Given task 1: List every number given in the article about the new UK rocket testing facility, and state what each one refers to.
Given task 2: Pick up the article about the UK rocket testing facility after its final sentence, and carry it on in the same style.

==== Page ====

Boost for UK Space Sector As New Rocket Testing Facility Launched

Science Minister Amanda Solloway. Image: Gov.uk

The UK’s space sector has received a boost with a new rocket testing facility. The hi-tech centre was unveiled by Science Minister Amanda Solloway on June 17.

THE centre will allow UK companies and academics to test state-of-the-art propulsion engines which are used to move small satellites in space at a more affordable rate than having to go abroad. It will also allow new types of more sustainable propellants to be tested, such as Hydrogen Peroxide and Liquid Oxygen which are more environmentally friendly in sourcing, storage and combustion.

Based at the Westcott Space Cluster in Aylesbury Vale Enterprise Zone, the new National Space Propulsion Test Facility (NSPTF), which received £4 million in funding from the UK Space Agency, is the only facility of its kind in the UK. It is one of only three in the world and will create around 60 jobs.

Until now, companies could test extremely small engines in the UK but had to go overseas to test bigger engines. The new facility will tackle this issue and help grow the UK’s status as a leading space player, giving the British space industry the resources it needs to expand.

==== Items ====

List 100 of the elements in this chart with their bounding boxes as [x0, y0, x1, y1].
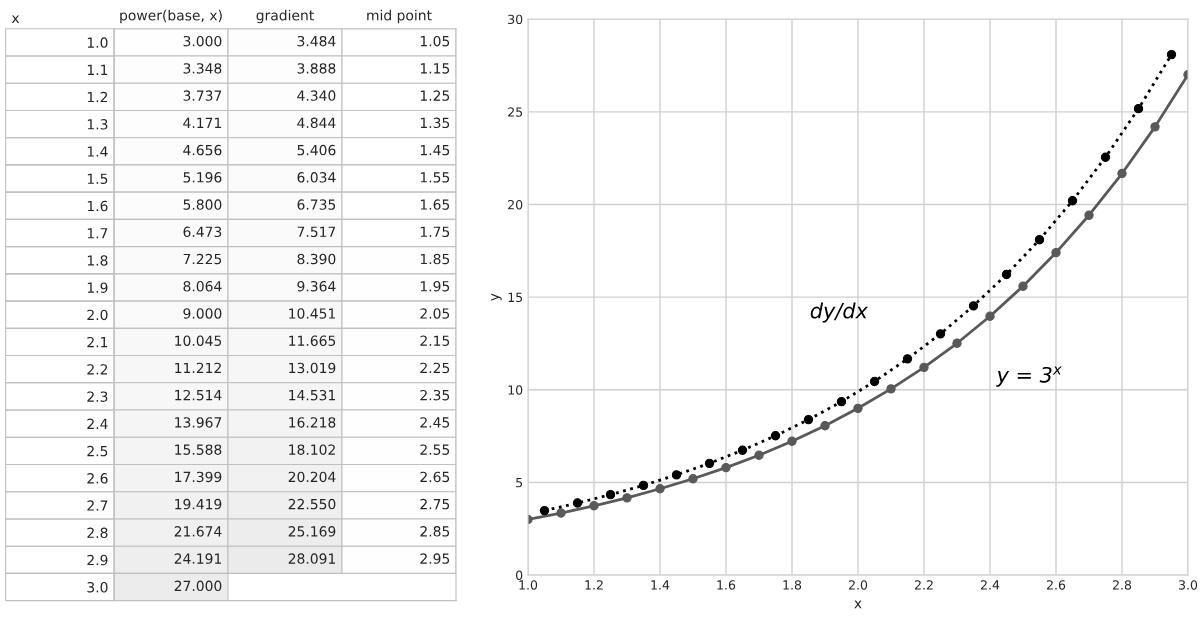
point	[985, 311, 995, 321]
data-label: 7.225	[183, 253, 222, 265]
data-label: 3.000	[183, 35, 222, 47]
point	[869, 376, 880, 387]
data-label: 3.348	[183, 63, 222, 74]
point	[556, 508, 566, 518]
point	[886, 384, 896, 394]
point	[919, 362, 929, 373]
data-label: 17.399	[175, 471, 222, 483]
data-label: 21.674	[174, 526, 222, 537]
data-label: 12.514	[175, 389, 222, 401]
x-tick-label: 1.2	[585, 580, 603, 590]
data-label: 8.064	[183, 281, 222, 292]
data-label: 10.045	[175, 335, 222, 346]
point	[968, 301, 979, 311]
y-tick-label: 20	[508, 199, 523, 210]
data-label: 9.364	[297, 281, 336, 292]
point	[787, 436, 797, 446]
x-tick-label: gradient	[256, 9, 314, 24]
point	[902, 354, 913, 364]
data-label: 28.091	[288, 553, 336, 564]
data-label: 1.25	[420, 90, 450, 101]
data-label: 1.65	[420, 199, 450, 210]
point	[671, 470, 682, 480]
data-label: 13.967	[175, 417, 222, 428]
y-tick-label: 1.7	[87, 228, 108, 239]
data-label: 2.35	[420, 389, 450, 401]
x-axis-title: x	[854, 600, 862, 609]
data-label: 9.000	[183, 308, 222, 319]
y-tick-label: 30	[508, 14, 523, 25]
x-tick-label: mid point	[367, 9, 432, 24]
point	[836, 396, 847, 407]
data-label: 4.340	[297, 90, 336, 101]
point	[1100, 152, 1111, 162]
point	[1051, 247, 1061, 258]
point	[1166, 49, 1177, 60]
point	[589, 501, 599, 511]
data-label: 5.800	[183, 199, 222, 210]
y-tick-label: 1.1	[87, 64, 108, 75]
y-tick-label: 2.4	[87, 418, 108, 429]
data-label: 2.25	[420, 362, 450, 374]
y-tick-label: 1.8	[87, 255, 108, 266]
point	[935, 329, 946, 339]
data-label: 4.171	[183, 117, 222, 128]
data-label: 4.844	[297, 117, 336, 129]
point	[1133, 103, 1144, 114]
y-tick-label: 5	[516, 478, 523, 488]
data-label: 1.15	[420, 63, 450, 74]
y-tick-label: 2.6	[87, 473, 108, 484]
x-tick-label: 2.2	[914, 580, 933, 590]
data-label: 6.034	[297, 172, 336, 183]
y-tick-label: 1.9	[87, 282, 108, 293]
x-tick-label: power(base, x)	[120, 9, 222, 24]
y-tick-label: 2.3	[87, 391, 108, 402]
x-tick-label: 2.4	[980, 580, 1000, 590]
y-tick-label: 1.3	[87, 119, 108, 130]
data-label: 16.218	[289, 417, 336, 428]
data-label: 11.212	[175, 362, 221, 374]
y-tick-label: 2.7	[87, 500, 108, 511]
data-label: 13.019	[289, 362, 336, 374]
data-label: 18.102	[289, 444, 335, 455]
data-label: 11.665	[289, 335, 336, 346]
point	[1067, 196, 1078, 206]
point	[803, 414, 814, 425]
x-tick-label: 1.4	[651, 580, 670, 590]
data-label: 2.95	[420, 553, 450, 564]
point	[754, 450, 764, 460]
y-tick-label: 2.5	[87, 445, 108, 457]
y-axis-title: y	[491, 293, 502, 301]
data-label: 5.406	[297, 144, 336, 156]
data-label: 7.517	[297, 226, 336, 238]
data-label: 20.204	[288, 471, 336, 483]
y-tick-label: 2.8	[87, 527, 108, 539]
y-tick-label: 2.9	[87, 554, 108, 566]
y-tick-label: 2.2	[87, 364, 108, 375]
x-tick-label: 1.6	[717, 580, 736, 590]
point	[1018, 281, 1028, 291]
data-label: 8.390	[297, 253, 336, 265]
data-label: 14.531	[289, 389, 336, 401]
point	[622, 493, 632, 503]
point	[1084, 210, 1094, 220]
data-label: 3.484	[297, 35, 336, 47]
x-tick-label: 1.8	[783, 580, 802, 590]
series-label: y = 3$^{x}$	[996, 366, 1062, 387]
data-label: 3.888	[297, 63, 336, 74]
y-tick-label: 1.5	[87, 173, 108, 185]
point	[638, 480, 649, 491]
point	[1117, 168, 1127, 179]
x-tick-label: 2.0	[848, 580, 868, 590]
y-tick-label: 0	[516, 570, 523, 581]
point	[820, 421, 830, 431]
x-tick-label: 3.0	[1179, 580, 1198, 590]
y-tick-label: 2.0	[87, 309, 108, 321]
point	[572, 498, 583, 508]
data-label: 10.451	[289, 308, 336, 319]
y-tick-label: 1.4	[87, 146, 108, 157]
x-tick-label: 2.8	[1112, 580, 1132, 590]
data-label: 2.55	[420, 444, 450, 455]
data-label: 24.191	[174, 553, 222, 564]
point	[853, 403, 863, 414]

====
==== Items ====

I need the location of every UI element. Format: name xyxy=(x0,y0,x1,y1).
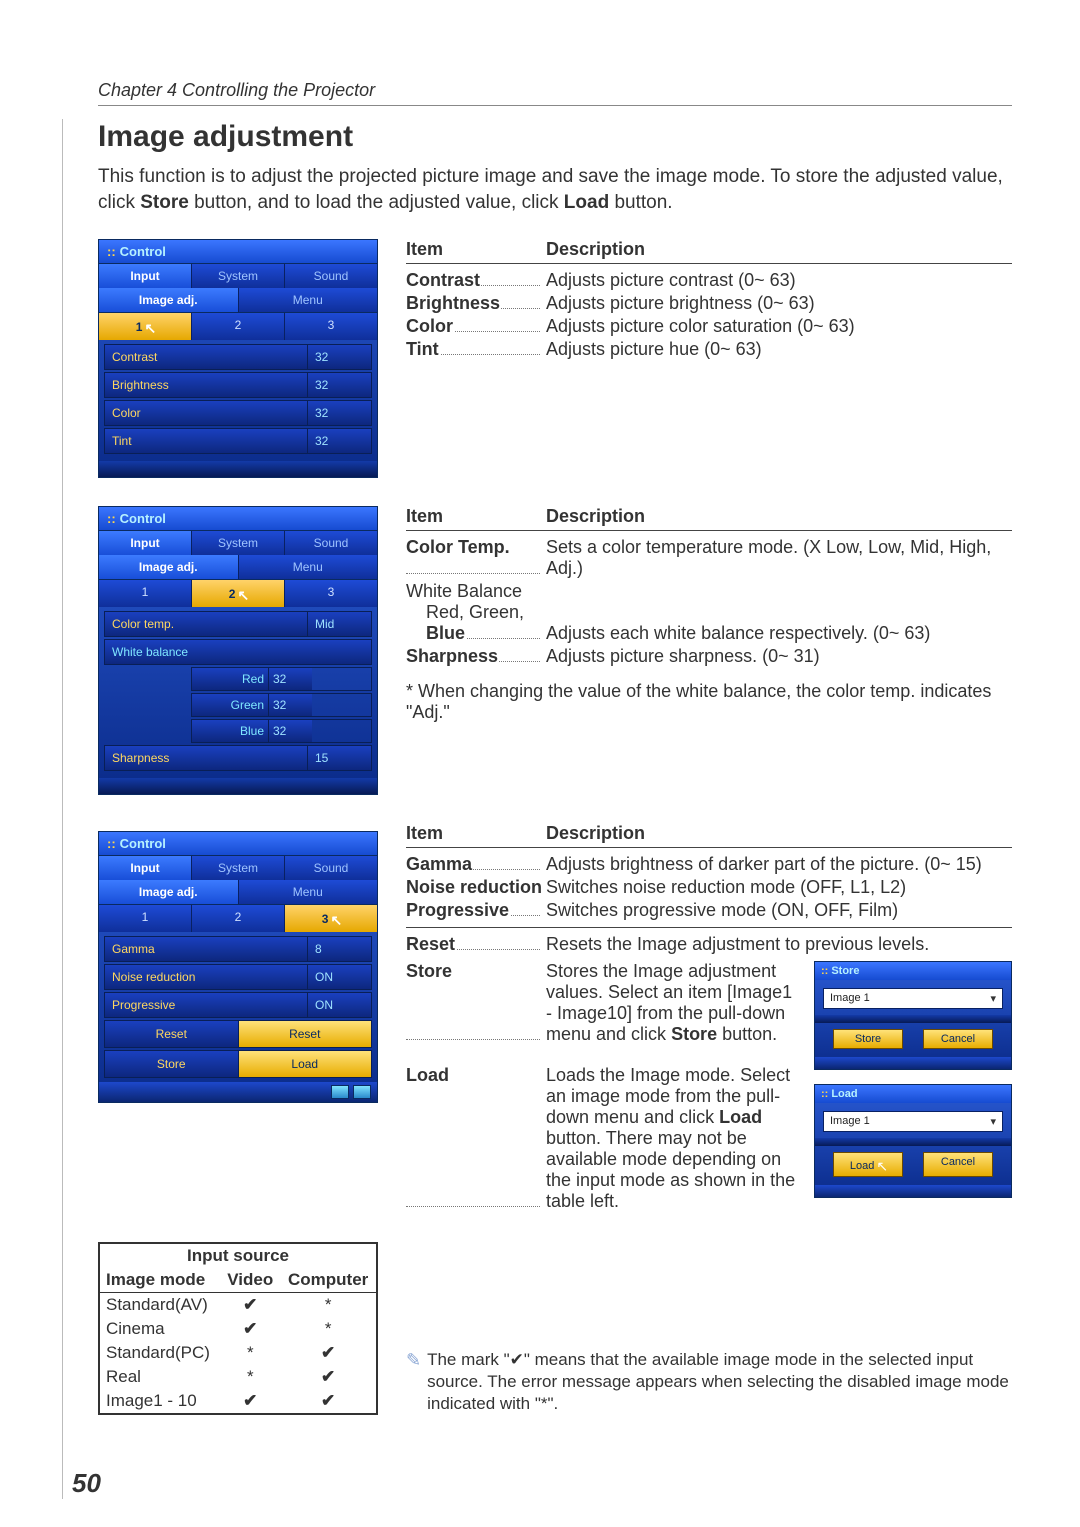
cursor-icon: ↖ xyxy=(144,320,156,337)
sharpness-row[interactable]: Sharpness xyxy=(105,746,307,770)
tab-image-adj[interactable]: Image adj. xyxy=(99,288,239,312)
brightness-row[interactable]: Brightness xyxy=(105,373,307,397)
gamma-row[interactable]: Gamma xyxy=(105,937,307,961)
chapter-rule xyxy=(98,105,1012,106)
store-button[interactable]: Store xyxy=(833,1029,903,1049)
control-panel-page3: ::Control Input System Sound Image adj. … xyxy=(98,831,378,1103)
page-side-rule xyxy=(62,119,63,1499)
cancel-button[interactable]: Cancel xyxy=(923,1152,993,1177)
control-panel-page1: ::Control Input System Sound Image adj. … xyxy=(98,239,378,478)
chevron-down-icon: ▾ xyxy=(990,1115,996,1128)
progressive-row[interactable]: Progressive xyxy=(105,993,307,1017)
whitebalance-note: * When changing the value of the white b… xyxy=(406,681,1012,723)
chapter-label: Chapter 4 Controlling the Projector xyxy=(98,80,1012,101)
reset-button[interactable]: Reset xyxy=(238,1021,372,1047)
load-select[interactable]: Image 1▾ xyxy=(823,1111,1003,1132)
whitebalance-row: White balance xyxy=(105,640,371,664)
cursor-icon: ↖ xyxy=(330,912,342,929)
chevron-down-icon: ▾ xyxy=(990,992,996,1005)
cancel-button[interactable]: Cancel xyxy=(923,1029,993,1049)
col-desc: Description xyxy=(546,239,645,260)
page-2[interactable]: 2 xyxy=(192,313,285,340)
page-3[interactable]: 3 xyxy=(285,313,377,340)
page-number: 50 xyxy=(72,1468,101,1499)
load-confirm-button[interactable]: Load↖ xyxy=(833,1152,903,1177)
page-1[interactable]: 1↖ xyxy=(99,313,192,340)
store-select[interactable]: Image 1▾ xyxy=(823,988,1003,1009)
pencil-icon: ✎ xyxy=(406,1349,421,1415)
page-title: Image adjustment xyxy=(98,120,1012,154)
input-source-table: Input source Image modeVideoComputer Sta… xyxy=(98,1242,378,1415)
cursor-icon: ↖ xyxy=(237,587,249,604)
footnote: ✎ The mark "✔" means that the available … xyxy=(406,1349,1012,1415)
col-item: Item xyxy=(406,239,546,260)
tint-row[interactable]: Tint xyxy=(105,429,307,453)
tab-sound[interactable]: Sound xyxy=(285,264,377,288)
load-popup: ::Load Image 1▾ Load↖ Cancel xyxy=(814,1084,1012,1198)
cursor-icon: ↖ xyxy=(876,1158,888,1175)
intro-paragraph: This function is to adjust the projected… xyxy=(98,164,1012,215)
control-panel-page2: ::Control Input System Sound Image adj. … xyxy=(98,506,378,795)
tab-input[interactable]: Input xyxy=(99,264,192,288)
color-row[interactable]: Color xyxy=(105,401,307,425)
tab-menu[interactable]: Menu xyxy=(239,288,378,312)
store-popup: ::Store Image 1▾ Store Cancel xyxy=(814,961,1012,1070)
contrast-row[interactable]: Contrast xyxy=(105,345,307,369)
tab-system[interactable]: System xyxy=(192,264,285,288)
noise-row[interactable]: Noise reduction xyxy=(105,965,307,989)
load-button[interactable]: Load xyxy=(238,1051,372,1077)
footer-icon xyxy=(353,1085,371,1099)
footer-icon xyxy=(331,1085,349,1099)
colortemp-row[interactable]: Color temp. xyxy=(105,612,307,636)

====

Written reply 1:
- June 17: the date Science Minister Amanda Solloway unveiled the center
- £4 million: the funding the facility received from the UK Space Agency
- Three: the number of facilities of its kind in the world
- Around 60: the number of jobs it will create

Written reply 2:
Science Minister Amanda Solloway said, “As we build back better, we are investing in our brightest space scientists, the facilities they work in and the technologies they are creating. This pioneering facility will support our ambitious space businesses, enabling them to undertake complex spacecraft engine testing, while boosting the local economy by creating highly skilled jobs.

“The UK space sector is already a leader in satellite propulsion and, with a growing space manufacturing sector and plans for the first launches from UK spaceports in 2022, the satellite propulsion field is set to grow substantially in the coming years,” she added.

How does the engine test work?

Engines will be fired up in a vacuum, with a mechanical pump system generating a vacuum down to 1.5 milliBar in a test cell containing the engine; an equivalent test altitude of approximately 140,000ft, which ensures technology can be deemed ready for the space environment.

When firing, the pressure of the engine’s exhaust plume is partially recovered by a seven-metre-long supersonic diffuser. The rocket plume intercooler developed by Reaction Engines will remove heat generated from rocket exhaust plume and allow the vacuum pumps to operate and maintain the simulated high-altitude conditions. This means the intercooler will cool exhaust temperatures of in excess of 2,000°C to less than 50°C in a fraction of a second, in less than a metre’s distance.

The gasses then travel along a vacuum manifold to be recovered to ambient pressure by the pump system in the vacuum generation plant.

Crucially, this range of engine testing will allow further innovation for the type of orbit-raising and station-keeping engines this facility will be able to test. It is the first step in a plan to test larger engine types.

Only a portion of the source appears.